_Input records_:
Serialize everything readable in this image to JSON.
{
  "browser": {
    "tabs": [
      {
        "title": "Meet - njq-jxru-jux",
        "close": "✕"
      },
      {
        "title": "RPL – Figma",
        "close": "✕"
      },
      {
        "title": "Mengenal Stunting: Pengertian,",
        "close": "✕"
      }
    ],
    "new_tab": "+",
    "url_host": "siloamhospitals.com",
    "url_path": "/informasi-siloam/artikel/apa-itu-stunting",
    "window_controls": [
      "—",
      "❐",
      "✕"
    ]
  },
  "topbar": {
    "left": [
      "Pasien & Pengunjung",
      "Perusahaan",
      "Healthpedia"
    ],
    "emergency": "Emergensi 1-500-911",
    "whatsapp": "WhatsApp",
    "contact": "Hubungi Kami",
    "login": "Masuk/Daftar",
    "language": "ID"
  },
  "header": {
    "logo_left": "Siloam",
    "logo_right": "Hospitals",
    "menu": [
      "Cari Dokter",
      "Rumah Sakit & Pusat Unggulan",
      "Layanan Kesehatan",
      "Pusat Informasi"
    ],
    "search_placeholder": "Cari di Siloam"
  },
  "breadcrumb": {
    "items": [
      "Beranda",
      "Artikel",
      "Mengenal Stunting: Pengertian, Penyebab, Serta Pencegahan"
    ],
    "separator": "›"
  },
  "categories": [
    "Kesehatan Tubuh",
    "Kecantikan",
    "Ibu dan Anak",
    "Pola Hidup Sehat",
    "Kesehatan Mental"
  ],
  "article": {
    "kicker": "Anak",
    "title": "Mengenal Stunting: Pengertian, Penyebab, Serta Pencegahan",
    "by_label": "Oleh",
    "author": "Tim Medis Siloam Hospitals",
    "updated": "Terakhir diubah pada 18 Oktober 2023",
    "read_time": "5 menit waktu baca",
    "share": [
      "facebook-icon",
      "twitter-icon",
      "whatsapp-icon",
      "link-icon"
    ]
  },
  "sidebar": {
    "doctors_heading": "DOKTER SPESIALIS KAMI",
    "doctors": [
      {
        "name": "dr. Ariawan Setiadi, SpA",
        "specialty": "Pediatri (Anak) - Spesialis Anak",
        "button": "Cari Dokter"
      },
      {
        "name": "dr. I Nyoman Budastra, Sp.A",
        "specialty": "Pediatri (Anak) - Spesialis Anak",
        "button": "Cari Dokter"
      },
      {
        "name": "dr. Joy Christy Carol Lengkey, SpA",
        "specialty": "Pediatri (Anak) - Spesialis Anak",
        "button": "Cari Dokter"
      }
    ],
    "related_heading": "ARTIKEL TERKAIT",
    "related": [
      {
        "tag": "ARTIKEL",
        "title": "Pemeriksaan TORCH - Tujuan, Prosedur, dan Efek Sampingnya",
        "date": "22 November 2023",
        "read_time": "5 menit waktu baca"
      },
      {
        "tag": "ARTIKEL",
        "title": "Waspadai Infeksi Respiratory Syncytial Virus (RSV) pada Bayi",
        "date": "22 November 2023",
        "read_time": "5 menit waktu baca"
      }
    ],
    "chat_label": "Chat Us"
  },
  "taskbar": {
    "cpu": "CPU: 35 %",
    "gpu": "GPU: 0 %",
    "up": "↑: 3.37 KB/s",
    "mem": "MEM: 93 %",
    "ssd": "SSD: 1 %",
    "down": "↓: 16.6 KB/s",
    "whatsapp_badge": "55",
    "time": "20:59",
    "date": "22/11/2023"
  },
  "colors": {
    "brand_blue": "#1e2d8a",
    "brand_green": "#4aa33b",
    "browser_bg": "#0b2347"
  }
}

_Exercise requirements_: Could the entries above be output once more, exactly as they are?

_Result of the task_:
Serialize everything readable in this image to JSON.
{
  "browser": {
    "tabs": [
      {
        "title": "Meet - njq-jxru-jux",
        "close": "✕"
      },
      {
        "title": "RPL – Figma",
        "close": "✕"
      },
      {
        "title": "Mengenal Stunting: Pengertian,",
        "close": "✕"
      }
    ],
    "new_tab": "+",
    "url_host": "siloamhospitals.com",
    "url_path": "/informasi-siloam/artikel/apa-itu-stunting",
    "window_controls": [
      "—",
      "❐",
      "✕"
    ]
  },
  "topbar": {
    "left": [
      "Pasien & Pengunjung",
      "Perusahaan",
      "Healthpedia"
    ],
    "emergency": "Emergensi 1-500-911",
    "whatsapp": "WhatsApp",
    "contact": "Hubungi Kami",
    "login": "Masuk/Daftar",
    "language": "ID"
  },
  "header": {
    "logo_left": "Siloam",
    "logo_right": "Hospitals",
    "menu": [
      "Cari Dokter",
      "Rumah Sakit & Pusat Unggulan",
      "Layanan Kesehatan",
      "Pusat Informasi"
    ],
    "search_placeholder": "Cari di Siloam"
  },
  "breadcrumb": {
    "items": [
      "Beranda",
      "Artikel",
      "Mengenal Stunting: Pengertian, Penyebab, Serta Pencegahan"
    ],
    "separator": "›"
  },
  "categories": [
    "Kesehatan Tubuh",
    "Kecantikan",
    "Ibu dan Anak",
    "Pola Hidup Sehat",
    "Kesehatan Mental"
  ],
  "article": {
    "kicker": "Anak",
    "title": "Mengenal Stunting: Pengertian, Penyebab, Serta Pencegahan",
    "by_label": "Oleh",
    "author": "Tim Medis Siloam Hospitals",
    "updated": "Terakhir diubah pada 18 Oktober 2023",
    "read_time": "5 menit waktu baca",
    "share": [
      "facebook-icon",
      "twitter-icon",
      "whatsapp-icon",
      "link-icon"
    ]
  },
  "sidebar": {
    "doctors_heading": "DOKTER SPESIALIS KAMI",
    "doctors": [
      {
        "name": "dr. Ariawan Setiadi, SpA",
        "specialty": "Pediatri (Anak) - Spesialis Anak",
        "button": "Cari Dokter"
      },
      {
        "name": "dr. I Nyoman Budastra, Sp.A",
        "specialty": "Pediatri (Anak) - Spesialis Anak",
        "button": "Cari Dokter"
      },
      {
        "name": "dr. Joy Christy Carol Lengkey, SpA",
        "specialty": "Pediatri (Anak) - Spesialis Anak",
        "button": "Cari Dokter"
      }
    ],
    "related_heading": "ARTIKEL TERKAIT",
    "related": [
      {
        "tag": "ARTIKEL",
        "title": "Pemeriksaan TORCH - Tujuan, Prosedur, dan Efek Sampingnya",
        "date": "22 November 2023",
        "read_time": "5 menit waktu baca"
      },
      {
        "tag": "ARTIKEL",
        "title": "Waspadai Infeksi Respiratory Syncytial Virus (RSV) pada Bayi",
        "date": "22 November 2023",
        "read_time": "5 menit waktu baca"
      }
    ],
    "chat_label": "Chat Us"
  },
  "taskbar": {
    "cpu": "CPU: 35 %",
    "gpu": "GPU: 0 %",
    "up": "↑: 3.37 KB/s",
    "mem": "MEM: 93 %",
    "ssd": "SSD: 1 %",
    "down": "↓: 16.6 KB/s",
    "whatsapp_badge": "55",
    "time": "20:59",
    "date": "22/11/2023"
  },
  "colors": {
    "brand_blue": "#1e2d8a",
    "brand_green": "#4aa33b",
    "browser_bg": "#0b2347"
  }
}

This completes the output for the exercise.